◆ **What you should do**:
Write each record again exactly as it stands.

## begin Records for processing

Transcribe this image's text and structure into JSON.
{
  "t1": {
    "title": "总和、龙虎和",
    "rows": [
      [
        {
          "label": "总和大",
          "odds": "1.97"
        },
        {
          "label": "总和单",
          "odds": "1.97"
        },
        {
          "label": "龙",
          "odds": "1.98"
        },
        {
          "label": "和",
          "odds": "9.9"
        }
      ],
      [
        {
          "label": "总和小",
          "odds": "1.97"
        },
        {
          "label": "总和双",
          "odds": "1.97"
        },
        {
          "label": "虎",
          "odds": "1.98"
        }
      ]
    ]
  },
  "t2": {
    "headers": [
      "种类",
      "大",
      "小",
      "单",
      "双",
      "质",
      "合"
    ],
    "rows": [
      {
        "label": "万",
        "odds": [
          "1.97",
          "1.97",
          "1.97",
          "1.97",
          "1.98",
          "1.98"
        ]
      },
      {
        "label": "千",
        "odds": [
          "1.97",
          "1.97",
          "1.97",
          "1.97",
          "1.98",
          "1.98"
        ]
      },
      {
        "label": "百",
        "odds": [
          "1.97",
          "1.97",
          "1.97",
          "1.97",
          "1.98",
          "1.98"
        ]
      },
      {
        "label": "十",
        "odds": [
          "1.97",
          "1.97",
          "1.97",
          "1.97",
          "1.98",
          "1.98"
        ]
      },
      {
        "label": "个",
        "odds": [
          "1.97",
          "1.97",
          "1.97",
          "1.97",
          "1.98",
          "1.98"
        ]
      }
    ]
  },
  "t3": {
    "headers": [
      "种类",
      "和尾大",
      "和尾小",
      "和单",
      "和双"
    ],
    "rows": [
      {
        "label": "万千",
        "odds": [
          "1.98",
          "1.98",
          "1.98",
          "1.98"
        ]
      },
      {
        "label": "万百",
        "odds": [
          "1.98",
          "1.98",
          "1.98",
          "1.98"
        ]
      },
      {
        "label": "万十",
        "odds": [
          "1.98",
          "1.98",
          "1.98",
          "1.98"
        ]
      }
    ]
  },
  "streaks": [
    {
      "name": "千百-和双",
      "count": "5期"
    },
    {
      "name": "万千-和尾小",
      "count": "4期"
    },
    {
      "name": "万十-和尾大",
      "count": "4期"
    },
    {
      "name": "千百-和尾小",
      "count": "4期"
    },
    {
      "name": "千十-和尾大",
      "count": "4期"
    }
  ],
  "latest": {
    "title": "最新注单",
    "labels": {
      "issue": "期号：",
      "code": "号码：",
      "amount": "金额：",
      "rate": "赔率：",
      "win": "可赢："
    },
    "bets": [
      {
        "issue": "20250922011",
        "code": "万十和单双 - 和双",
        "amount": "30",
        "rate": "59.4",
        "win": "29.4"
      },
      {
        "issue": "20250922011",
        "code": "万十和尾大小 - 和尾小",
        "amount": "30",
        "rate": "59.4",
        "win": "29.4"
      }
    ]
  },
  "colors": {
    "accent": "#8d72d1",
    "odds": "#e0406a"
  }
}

## end Records for processing

◆ **Correct response**:
Transcribe this image's text and structure into JSON.
{
  "t1": {
    "title": "总和、龙虎和",
    "rows": [
      [
        {
          "label": "总和大",
          "odds": "1.97"
        },
        {
          "label": "总和单",
          "odds": "1.97"
        },
        {
          "label": "龙",
          "odds": "1.98"
        },
        {
          "label": "和",
          "odds": "9.9"
        }
      ],
      [
        {
          "label": "总和小",
          "odds": "1.97"
        },
        {
          "label": "总和双",
          "odds": "1.97"
        },
        {
          "label": "虎",
          "odds": "1.98"
        }
      ]
    ]
  },
  "t2": {
    "headers": [
      "种类",
      "大",
      "小",
      "单",
      "双",
      "质",
      "合"
    ],
    "rows": [
      {
        "label": "万",
        "odds": [
          "1.97",
          "1.97",
          "1.97",
          "1.97",
          "1.98",
          "1.98"
        ]
      },
      {
        "label": "千",
        "odds": [
          "1.97",
          "1.97",
          "1.97",
          "1.97",
          "1.98",
          "1.98"
        ]
      },
      {
        "label": "百",
        "odds": [
          "1.97",
          "1.97",
          "1.97",
          "1.97",
          "1.98",
          "1.98"
        ]
      },
      {
        "label": "十",
        "odds": [
          "1.97",
          "1.97",
          "1.97",
          "1.97",
          "1.98",
          "1.98"
        ]
      },
      {
        "label": "个",
        "odds": [
          "1.97",
          "1.97",
          "1.97",
          "1.97",
          "1.98",
          "1.98"
        ]
      }
    ]
  },
  "t3": {
    "headers": [
      "种类",
      "和尾大",
      "和尾小",
      "和单",
      "和双"
    ],
    "rows": [
      {
        "label": "万千",
        "odds": [
          "1.98",
          "1.98",
          "1.98",
          "1.98"
        ]
      },
      {
        "label": "万百",
        "odds": [
          "1.98",
          "1.98",
          "1.98",
          "1.98"
        ]
      },
      {
        "label": "万十",
        "odds": [
          "1.98",
          "1.98",
          "1.98",
          "1.98"
        ]
      }
    ]
  },
  "streaks": [
    {
      "name": "千百-和双",
      "count": "5期"
    },
    {
      "name": "万千-和尾小",
      "count": "4期"
    },
    {
      "name": "万十-和尾大",
      "count": "4期"
    },
    {
      "name": "千百-和尾小",
      "count": "4期"
    },
    {
      "name": "千十-和尾大",
      "count": "4期"
    }
  ],
  "latest": {
    "title": "最新注单",
    "labels": {
      "issue": "期号：",
      "code": "号码：",
      "amount": "金额：",
      "rate": "赔率：",
      "win": "可赢："
    },
    "bets": [
      {
        "issue": "20250922011",
        "code": "万十和单双 - 和双",
        "amount": "30",
        "rate": "59.4",
        "win": "29.4"
      },
      {
        "issue": "20250922011",
        "code": "万十和尾大小 - 和尾小",
        "amount": "30",
        "rate": "59.4",
        "win": "29.4"
      }
    ]
  },
  "colors": {
    "accent": "#8d72d1",
    "odds": "#e0406a"
  }
}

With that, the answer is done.